* [CONSEGNA]
In base all'articolo sugli ormoni tiroidei, risponda ai quesiti seguenti.
(a) Quale colore sviluppa l'animale transgenico al passaggio degli ormoni materni attraverso la placenta?
(b) Quante cellule nervose cominciano a morire ogni giorno, dai venti anni in poi?
(c) Su quale rivista è stata pubblicata la ricerca?

* [TESTO SELEZIONATO]
□ □ □ □ □

Ormoni tiroidei: dalla mamma al feto

di Cinzia Iannaccio 0

 

In gravidanza gli ormoni tiroidei della mamma svolgono un ruolo decisivo nello sviluppo del sistema nervoso e di altri organi già in epoca embrio-fetale. L’importante scoperta è stata fatta da un gruppo di ricercatori guidati dal Prof. Alfredo Pontecorvi Direttore dell’Unità Operativa di Endocrinologia e Malattie del Metabolismo del Policlinico Universitario “Agostino Gemelli”-Univ. Cattolica. Finora vi erano solo evidenze scientifiche di questo ruolo, ora confermate in vivo grazie ad un embrione di topo:

“L’animale transgenico – spiega Pontecorvi –  mediante un sensore molecolare da noi inserito nel DNA, sviluppa un caratteristico colore blu al momento del passaggio degli ormoni materni attraverso la placenta. L’azione di questi ormoni appare particolarmente spiccata in alcune aree come quelle da cui origineranno il talamo, una struttura coinvolta nella regolazione del comportamento dell’individuo, e l’ipotalamo, in cui si svilupperanno diversi centri regolatori di svariate funzioni endocrino-metaboliche

Anche altri tessuti sembrano risentire dell’azione ormonale tiroidea materna come quelli che daranno origine all’orecchio interno, l’occhio, la cute, nonché alcuni distretti del tubo gastro-intestinale. In particolare gli ormoni tiroidei sembrano essere fondamentali durante il periodo embrio-fetale, nel primo trimestre di gravidanza, quando la funzione tiroidea del feto non si e’ ancora attivata.

E’ in questo periodo, infatti, che i neuroni si riproducono, formando il patrimonio cerebrale (circa 100 miliardi di neuroni), si assestano e si differenziano nelle loro sedi definitive. Da questo momento le cellule nervose non si riprodurranno più mentre, dai venti anni in poi, cominceranno a morire (circa 100.000 al giorno)”.

Insomma, l’evidenza scientifica affermava che in caso di patologie tiroidee materne come l’ipotiroidismo i bambini nascevano con una riduzione del Q.I. Questa carenza ormonale se non diagnosticata in tempo, provoca irreversibili danni cerebrali che determinano il cosiddetto “cretinismo”. Di fatto non si sviluppa adeguatamente la fitta rete neurale necessaria al corretto funzionamento del cervello. Ora che c’è la certezza di questa correlazione si aprono nuove possibilità terapeutiche e preventive, non solo per questa patologia.

Le nuove scoperte danno nuovo impulso alla progettazione di farmaci contro lo scompenso cardiaco, l’obesità’ e l’ipercolesterolemia. La ricerca pubblicata sul Journal of Cellular and Molecular Medicine è stata condotta con la collaborazione del Dott. Carmelo Nucera, attualmente ricercatore presso l’Università di Harvard negli USA, e vi hanno contribuitoanche altri studiosi italiani come il Prof. Vercelli (Istituto di Neuroscienze dell’Università di Torino), la Dott.ssa Tiveron (Fondazione EBRI Rita Levi-Montalcini di Roma) e le Dott.sse Sacchi, Farsetti e Moretti (Istituto dei Tumori “Regina Elena” e CNR di Roma).

□ □ □ □ □

* [Estratti dal set di dati]
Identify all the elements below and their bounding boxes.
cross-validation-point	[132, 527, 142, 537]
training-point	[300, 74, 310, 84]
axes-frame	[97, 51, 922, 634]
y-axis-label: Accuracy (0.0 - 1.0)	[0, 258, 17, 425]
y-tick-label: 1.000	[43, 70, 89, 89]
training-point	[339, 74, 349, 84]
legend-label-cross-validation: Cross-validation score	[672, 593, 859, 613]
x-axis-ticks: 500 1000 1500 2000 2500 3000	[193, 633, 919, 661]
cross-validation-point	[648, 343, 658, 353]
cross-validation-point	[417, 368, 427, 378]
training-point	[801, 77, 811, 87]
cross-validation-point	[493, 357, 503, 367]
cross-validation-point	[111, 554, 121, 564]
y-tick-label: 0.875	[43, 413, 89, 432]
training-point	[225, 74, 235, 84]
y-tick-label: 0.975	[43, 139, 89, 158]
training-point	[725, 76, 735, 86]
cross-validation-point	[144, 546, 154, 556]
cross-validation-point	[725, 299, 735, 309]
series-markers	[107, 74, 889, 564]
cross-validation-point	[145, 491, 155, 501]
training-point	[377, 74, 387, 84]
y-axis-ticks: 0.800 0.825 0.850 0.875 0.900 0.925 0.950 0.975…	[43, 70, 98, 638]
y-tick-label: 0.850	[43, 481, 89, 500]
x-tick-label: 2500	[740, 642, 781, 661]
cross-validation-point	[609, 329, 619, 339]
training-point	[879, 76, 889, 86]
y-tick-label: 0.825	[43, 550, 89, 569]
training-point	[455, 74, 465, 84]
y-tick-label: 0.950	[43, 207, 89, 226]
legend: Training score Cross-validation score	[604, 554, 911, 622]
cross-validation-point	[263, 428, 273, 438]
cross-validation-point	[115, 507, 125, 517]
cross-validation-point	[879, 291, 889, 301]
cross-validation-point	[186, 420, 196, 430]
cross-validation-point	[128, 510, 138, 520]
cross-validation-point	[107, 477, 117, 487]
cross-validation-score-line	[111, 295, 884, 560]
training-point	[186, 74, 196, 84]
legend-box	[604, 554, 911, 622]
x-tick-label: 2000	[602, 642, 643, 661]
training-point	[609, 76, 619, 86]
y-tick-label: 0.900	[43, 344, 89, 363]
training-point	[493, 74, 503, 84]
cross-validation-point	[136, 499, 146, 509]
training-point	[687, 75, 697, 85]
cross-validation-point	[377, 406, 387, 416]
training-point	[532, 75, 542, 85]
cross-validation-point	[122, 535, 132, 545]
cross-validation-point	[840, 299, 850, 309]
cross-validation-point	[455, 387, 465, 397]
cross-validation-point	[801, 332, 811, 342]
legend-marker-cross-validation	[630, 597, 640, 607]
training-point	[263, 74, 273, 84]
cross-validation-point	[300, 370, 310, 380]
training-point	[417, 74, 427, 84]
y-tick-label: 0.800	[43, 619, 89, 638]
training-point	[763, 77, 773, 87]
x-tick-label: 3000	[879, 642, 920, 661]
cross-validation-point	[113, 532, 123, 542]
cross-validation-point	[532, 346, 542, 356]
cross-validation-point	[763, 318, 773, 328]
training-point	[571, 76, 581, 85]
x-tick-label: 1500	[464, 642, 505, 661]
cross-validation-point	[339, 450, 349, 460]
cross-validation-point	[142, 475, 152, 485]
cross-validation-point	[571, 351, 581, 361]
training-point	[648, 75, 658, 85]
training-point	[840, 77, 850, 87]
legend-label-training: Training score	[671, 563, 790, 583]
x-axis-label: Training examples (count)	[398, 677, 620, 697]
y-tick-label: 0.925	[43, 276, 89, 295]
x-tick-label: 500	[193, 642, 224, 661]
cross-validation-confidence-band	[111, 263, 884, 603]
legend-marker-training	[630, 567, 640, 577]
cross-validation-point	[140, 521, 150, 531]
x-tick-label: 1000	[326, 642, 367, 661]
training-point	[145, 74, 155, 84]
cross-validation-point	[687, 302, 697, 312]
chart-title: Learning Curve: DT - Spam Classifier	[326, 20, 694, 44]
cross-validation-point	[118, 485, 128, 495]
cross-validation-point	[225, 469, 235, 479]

□ □ □ □ □

* [RISPOSTA]
(a) Un caratteristico colore blu.
(b) Circa 100.000 al giorno.
(c) Sul Journal of Cellular and Molecular Medicine.